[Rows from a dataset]
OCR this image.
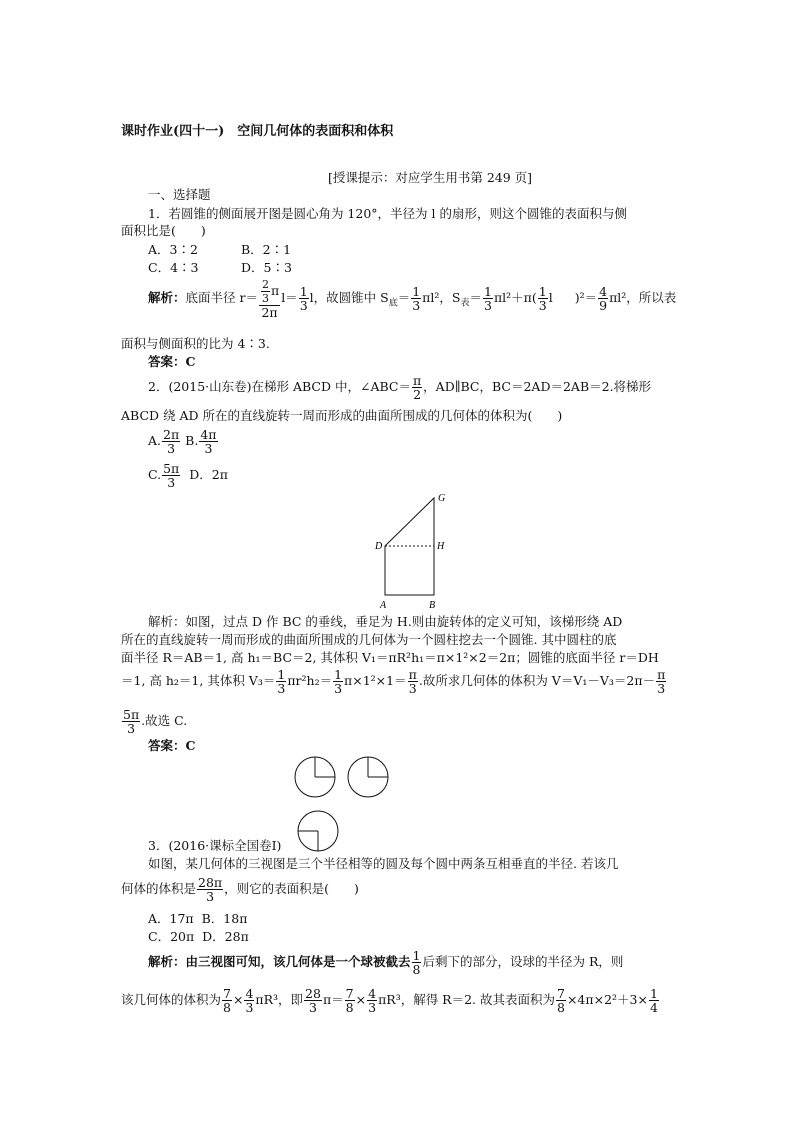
课时作业(四十一)　空间几何体的表面积和体积
[授课提示：对应学生用书第 249 页]
一、选择题
1．若圆锥的侧面展开图是圆心角为 120°，半径为 l 的扇形，则这个圆锥的表面积与侧
面积比是(　　)
A．3∶2	B．2∶1
C．4∶3	D．5∶3
解析：底面半径 $r= \frac{\frac{2}{3} \pi}{2\pi} l= \frac{1}{3}$ l，故圆锥中 $S_底= \frac{1}{3} \pi l^2$，$S_表= \frac{1}{3} \pi l^2+\pi( \frac{1}{3}$ l )$^2= \frac{4}{9} \pi l^2$，所以表
面积与侧面积的比为 4∶3.
答案：C
2．(2015·山东卷)在梯形 ABCD 中，∠ABC＝ $\frac{\pi}{2}$ ，AD∥BC，BC＝2AD＝2AB＝2.将梯形
ABCD 绕 AD 所在的直线旋转一周而形成的曲面所围成的几何体的体积为(　　)
A. $\frac{2\pi}{3} B$. $\frac{4\pi}{3}$
C. $\frac{5\pi}{3}$ D．2π
G
D	H
A	B
解析：如图，过点 D 作 BC 的垂线，垂足为 H.则由旋转体的定义可知，该梯形绕 AD
所在的直线旋转一周而形成的曲面所围成的几何体为一个圆柱挖去一个圆锥. 其中圆柱的底
面半径 R＝AB＝1, 高 h₁＝BC＝2, 其体积 V₁＝πR²h₁＝π×1²×2＝2π；圆锥的底面半径 r＝DH
＝1, 高 h₂＝1, 其体积 $V_3= \frac{1}{3} \pi r^2h_2= \frac{1}{3} \pi\times 1^2\times 1= \frac{\pi}{3}$ .故所求几何体的体积为 $V=V_1-V_3=2\pi- \frac{\pi}{3}$
$\frac{5\pi}{3}$ .故选 C.
答案：C
3．(2016·课标全国卷Ⅰ)
如图，某几何体的三视图是三个半径相等的圆及每个圆中两条互相垂直的半径. 若该几
何体的体积是 $\frac{28\pi}{3}$ ，则它的表面积是(　　)
A．17π B．18π
C．20π D．28π
解析：由三视图可知，该几何体是一个球被截去 $\frac{1}{8}$ 后剩下的部分，设球的半径为 R，则
该几何体的体积为 $\frac{7}{8} \times \frac{4}{3} \pi R^3$，即 $\frac{28}{3} \pi= \frac{7}{8} \times \frac{4}{3} \pi R^3$，解得 R＝2. 故其表面积为 $\frac{7}{8} \times 4\pi\times 2^2+3\times \frac{1}{4}$
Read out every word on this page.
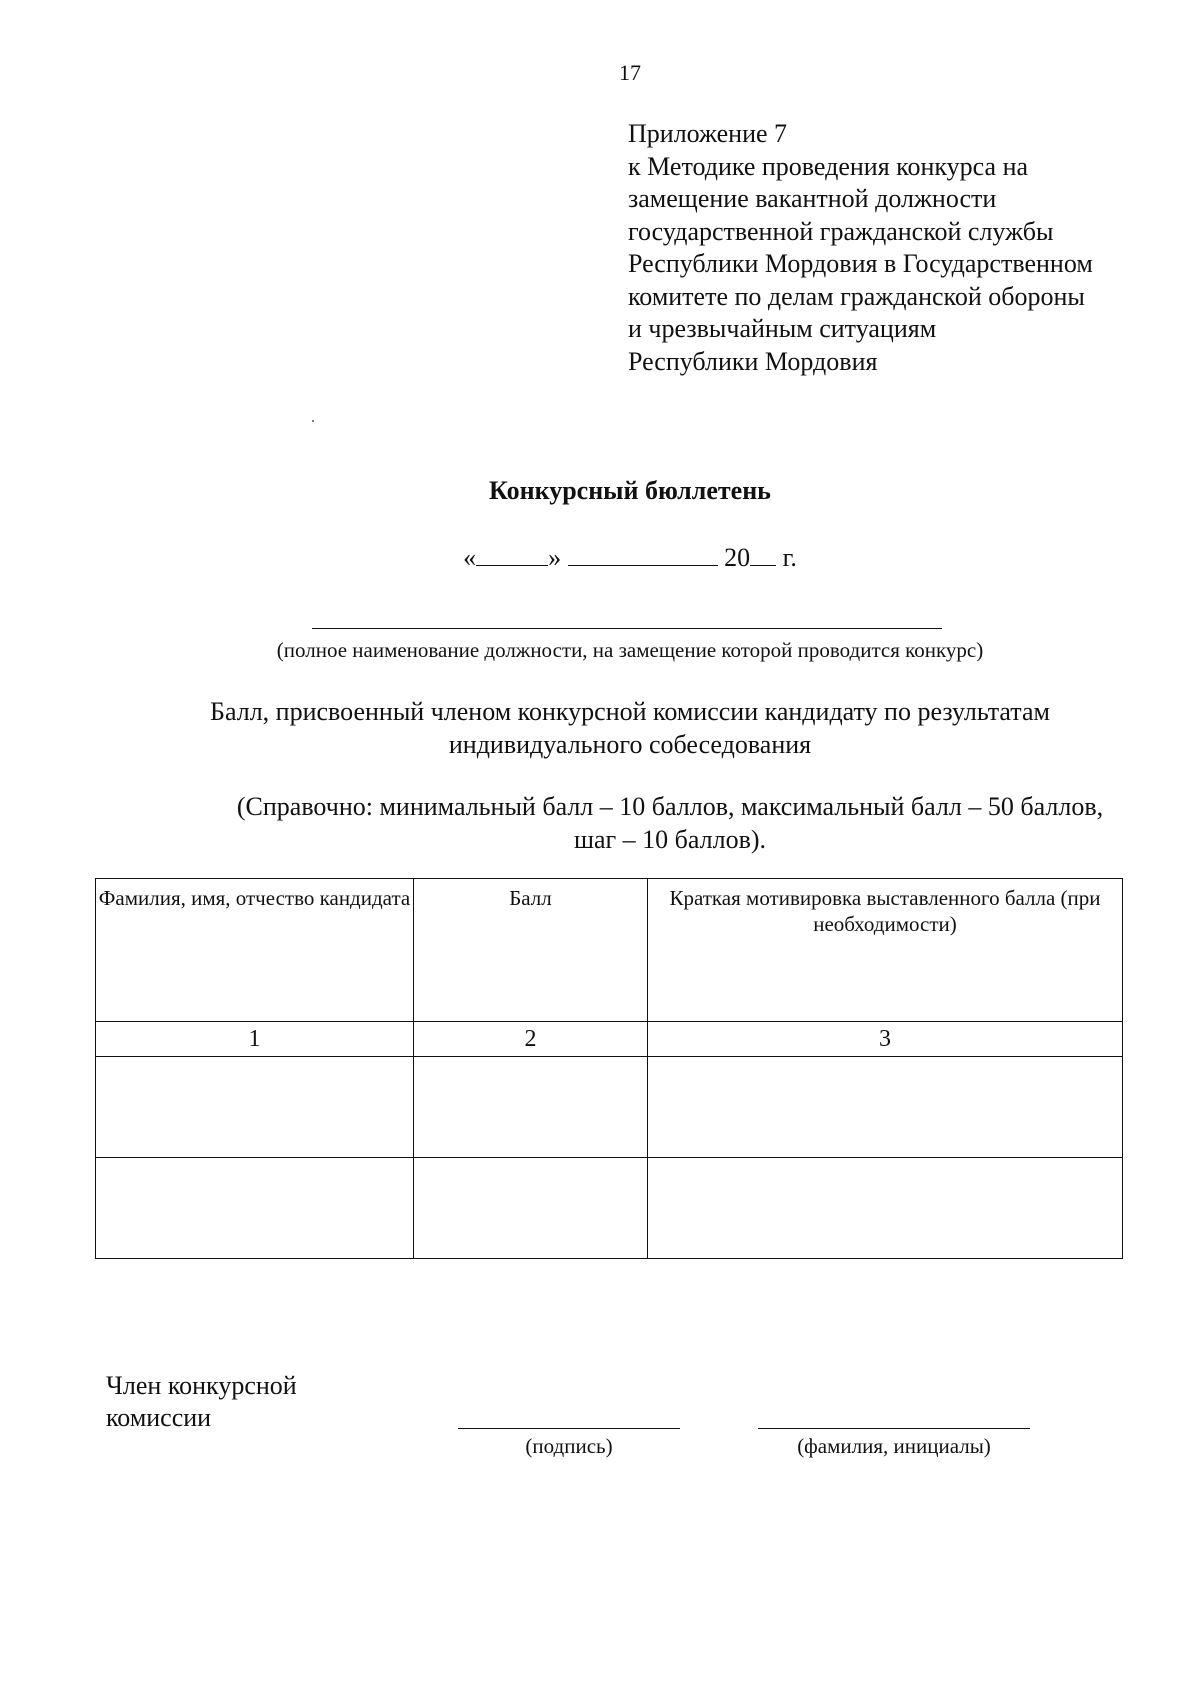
17
Приложение 7
к Методике проведения конкурса на
замещение вакантной должности
государственной гражданской службы
Республики Мордовия в Государственном
комитете по делам гражданской обороны
и чрезвычайным ситуациям
Республики Мордовия
Конкурсный бюллетень
«	»	20 г.
(полное наименование должности, на замещение которой проводится конкурс)
Балл, присвоенный членом конкурсной комиссии кандидату по результатам
индивидуального собеседования
(Справочно: минимальный балл – 10 баллов, максимальный балл – 50 баллов,
шаг – 10 баллов).
Фамилия, имя, отчество кандидата	Балл	Краткая мотивировка выставленного балла (при необходимости)
1	2	3

Член конкурсной
комиссии
(подпись)	(фамилия, инициалы)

YOUR INSTRUCTIONS: Return every line containing "замещение".

ANSWER TO THIS EXERCISE:
замещение вакантной должности
(полное наименование должности, на замещение которой проводится конкурс)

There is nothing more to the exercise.